Your goal: Please show every line from the entries that carries the word "total".

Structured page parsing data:
------

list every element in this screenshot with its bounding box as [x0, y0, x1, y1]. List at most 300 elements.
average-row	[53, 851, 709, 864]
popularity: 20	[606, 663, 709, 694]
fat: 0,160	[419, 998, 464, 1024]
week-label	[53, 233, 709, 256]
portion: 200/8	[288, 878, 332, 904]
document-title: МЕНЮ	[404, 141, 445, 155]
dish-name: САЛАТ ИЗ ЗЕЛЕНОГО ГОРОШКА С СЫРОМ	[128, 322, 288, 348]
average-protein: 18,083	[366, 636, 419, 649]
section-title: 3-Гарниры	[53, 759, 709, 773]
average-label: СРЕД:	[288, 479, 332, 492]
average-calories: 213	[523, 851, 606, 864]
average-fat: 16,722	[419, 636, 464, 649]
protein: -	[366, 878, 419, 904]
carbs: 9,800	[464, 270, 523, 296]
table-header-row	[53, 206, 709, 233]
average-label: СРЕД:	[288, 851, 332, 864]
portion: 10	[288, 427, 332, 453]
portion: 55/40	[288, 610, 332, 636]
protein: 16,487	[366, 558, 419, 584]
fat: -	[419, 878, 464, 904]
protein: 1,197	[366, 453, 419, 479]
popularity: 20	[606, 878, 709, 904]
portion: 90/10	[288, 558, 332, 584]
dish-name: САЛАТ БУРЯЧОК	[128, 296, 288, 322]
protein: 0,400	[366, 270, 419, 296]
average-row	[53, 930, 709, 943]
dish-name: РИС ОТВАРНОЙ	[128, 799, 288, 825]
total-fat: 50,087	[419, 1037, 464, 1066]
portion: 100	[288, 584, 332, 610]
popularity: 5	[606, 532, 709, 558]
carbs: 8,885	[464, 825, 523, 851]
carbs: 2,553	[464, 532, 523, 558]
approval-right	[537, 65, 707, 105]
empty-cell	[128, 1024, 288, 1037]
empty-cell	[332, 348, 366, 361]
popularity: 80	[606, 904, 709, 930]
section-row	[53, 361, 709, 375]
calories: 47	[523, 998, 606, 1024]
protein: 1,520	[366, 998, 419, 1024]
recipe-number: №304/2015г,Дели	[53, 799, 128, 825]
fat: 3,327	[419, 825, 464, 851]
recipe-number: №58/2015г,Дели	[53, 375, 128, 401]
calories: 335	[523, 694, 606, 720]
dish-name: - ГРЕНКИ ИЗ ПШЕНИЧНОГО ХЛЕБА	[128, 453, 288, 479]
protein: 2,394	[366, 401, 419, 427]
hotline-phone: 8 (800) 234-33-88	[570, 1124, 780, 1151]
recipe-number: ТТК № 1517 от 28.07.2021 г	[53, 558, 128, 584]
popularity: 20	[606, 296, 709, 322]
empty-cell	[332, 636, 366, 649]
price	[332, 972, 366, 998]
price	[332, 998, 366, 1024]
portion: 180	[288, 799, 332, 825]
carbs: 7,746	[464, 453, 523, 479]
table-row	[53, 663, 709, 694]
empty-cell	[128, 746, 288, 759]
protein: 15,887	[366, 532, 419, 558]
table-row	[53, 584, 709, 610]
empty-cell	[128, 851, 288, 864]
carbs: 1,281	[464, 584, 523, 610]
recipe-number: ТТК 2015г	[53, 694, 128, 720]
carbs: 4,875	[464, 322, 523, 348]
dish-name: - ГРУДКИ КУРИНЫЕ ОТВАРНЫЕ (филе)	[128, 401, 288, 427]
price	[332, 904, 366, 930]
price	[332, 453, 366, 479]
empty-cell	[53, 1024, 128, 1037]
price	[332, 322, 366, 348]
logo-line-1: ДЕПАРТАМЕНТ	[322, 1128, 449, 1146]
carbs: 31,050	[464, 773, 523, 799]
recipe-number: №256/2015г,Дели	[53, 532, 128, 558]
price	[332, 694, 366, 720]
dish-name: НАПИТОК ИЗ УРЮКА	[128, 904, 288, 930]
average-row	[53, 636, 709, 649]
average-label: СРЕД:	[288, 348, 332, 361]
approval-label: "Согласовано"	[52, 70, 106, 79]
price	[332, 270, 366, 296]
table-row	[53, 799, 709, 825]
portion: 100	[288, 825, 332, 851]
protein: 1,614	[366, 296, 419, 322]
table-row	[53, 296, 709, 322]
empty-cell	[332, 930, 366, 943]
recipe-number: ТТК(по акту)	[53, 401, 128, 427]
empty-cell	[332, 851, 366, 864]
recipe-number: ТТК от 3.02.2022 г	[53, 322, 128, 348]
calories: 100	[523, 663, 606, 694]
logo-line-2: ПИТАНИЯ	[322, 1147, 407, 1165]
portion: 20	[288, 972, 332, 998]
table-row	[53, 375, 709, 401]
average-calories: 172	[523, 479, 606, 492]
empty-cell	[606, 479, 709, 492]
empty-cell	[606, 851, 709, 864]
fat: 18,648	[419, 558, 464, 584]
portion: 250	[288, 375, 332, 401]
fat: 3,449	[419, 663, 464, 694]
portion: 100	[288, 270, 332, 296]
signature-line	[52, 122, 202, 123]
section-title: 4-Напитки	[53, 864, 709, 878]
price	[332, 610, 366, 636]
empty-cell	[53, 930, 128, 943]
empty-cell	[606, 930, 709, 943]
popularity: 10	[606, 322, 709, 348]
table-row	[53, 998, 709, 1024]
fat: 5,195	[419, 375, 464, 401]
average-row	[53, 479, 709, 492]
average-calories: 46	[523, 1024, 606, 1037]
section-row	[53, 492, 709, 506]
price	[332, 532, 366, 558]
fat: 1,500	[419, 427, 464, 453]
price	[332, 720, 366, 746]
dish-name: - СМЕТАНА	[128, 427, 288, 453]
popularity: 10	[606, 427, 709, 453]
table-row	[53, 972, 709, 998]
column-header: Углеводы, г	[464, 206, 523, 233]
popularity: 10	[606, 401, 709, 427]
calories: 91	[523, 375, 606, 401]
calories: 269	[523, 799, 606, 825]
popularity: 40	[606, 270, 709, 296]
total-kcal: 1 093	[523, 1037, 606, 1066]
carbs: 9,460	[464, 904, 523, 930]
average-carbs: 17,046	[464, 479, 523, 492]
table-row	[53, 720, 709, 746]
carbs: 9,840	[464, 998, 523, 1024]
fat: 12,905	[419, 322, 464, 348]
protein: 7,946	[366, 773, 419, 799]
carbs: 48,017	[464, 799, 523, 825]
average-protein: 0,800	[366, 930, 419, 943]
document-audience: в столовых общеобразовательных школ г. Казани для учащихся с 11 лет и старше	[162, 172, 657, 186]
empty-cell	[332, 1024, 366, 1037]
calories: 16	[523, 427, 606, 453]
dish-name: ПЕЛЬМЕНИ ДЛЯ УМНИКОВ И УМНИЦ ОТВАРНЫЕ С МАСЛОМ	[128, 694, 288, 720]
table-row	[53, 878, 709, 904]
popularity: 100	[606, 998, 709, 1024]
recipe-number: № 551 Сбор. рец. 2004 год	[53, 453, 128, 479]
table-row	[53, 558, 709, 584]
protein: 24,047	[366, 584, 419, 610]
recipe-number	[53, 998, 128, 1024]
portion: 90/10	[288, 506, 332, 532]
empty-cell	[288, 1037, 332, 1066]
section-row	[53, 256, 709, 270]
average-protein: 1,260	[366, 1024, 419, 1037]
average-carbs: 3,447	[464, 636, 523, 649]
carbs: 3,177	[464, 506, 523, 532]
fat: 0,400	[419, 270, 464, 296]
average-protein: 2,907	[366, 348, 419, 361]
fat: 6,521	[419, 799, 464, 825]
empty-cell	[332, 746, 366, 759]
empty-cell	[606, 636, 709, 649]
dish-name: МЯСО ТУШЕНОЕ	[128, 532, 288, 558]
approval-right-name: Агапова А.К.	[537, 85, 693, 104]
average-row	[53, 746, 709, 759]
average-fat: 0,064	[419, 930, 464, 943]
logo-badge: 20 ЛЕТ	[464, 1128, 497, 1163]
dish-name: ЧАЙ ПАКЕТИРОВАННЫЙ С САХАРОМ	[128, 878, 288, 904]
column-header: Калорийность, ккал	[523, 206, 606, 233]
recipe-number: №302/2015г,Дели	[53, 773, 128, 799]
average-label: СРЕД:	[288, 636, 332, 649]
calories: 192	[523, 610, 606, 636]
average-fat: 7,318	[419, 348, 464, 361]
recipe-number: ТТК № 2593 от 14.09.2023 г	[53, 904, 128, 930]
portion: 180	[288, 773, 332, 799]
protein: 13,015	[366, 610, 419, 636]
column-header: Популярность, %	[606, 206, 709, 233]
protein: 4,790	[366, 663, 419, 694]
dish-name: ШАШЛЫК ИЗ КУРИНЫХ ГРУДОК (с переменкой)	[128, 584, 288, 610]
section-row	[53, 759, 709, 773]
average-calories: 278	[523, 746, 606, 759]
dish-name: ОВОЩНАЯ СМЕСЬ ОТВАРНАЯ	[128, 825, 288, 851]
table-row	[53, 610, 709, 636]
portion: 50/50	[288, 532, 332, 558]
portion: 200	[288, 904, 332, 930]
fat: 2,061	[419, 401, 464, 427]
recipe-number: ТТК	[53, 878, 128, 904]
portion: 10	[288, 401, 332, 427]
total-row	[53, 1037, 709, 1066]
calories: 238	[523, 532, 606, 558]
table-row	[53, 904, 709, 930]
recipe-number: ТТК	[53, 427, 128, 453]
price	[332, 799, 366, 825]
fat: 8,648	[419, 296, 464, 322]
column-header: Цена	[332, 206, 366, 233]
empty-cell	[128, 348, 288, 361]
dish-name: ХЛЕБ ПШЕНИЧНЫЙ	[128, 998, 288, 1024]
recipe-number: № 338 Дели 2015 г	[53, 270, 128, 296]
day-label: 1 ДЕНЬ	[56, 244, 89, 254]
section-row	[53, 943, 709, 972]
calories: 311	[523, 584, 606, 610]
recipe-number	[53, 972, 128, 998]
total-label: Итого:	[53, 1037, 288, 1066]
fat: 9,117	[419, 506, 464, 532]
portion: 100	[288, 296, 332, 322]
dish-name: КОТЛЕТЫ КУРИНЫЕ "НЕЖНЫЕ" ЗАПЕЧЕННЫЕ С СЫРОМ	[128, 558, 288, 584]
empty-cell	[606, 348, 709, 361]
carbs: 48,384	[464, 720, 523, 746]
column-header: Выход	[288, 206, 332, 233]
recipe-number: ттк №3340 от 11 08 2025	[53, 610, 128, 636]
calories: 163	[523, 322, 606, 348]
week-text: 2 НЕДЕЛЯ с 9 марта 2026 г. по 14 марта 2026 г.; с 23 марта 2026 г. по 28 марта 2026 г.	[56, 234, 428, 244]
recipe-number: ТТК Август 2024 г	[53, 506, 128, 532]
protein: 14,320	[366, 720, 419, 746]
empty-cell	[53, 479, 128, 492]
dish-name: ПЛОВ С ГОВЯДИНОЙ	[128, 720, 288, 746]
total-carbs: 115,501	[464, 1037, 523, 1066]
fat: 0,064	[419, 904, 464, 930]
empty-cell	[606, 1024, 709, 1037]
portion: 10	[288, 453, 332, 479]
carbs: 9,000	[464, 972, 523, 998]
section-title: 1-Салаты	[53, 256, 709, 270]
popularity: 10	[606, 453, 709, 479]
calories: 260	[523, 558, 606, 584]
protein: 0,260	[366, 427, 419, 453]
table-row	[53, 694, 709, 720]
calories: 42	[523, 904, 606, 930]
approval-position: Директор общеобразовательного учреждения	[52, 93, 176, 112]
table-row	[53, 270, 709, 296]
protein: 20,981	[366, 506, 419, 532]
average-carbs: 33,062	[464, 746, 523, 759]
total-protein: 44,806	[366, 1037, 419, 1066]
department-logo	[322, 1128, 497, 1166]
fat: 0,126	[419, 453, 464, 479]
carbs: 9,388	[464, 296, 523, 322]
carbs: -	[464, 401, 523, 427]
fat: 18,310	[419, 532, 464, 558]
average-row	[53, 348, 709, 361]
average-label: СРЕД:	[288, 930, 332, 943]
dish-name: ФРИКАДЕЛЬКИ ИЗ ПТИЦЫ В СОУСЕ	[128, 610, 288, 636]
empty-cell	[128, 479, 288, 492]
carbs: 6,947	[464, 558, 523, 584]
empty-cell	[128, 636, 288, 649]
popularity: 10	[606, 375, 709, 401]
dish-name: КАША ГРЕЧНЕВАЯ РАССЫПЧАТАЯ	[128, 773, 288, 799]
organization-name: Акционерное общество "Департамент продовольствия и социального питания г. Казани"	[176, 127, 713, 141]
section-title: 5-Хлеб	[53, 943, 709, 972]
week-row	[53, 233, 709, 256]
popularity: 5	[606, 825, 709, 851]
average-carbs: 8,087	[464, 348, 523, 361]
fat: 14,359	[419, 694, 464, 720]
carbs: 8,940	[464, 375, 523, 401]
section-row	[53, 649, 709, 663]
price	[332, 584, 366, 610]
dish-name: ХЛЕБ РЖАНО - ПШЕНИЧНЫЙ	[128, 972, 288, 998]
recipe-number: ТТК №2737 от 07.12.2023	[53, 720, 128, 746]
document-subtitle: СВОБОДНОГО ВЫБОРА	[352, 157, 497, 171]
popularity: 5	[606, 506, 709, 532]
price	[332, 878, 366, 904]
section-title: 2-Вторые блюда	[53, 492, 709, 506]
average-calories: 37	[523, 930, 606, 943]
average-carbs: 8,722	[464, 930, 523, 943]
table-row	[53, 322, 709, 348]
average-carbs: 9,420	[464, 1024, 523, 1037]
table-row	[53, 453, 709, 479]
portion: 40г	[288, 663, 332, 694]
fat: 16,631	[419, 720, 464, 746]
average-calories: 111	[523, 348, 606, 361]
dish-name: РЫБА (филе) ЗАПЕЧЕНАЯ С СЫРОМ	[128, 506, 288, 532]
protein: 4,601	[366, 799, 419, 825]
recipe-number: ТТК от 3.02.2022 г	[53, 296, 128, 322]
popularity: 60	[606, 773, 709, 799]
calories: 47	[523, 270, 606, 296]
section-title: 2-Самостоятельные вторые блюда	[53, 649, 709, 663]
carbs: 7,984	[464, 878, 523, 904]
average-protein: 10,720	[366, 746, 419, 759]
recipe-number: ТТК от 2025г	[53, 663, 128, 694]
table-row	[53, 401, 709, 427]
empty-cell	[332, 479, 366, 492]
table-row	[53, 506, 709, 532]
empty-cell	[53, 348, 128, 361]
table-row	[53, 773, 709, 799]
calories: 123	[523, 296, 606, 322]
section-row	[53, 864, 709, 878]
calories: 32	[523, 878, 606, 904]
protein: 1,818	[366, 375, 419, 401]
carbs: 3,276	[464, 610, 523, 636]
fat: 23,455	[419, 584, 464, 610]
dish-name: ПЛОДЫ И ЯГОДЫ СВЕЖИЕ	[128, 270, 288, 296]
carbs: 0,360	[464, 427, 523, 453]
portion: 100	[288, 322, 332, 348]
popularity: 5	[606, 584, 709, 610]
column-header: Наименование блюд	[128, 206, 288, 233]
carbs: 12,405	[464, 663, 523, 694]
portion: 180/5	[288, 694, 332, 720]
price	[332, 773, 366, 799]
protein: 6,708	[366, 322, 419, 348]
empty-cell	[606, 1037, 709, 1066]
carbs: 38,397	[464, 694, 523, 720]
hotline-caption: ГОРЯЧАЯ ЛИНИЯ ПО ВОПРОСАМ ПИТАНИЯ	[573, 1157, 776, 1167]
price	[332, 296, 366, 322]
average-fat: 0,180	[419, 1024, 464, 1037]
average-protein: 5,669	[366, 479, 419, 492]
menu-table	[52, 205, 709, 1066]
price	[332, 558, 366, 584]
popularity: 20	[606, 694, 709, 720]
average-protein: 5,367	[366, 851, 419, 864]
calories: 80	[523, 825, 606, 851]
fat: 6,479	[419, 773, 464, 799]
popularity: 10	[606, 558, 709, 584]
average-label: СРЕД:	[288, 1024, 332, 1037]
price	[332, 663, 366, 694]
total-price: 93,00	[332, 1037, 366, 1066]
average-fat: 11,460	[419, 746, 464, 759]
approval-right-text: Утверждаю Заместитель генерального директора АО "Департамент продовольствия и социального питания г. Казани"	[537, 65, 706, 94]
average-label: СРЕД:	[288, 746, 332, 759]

------

Output of the task:
total-fat: 50,087	[419, 1037, 464, 1066]
total-kcal: 1 093	[523, 1037, 606, 1066]
total-row	[53, 1037, 709, 1066]
total-label: Итого:	[53, 1037, 288, 1066]
total-carbs: 115,501	[464, 1037, 523, 1066]
total-protein: 44,806	[366, 1037, 419, 1066]
total-price: 93,00	[332, 1037, 366, 1066]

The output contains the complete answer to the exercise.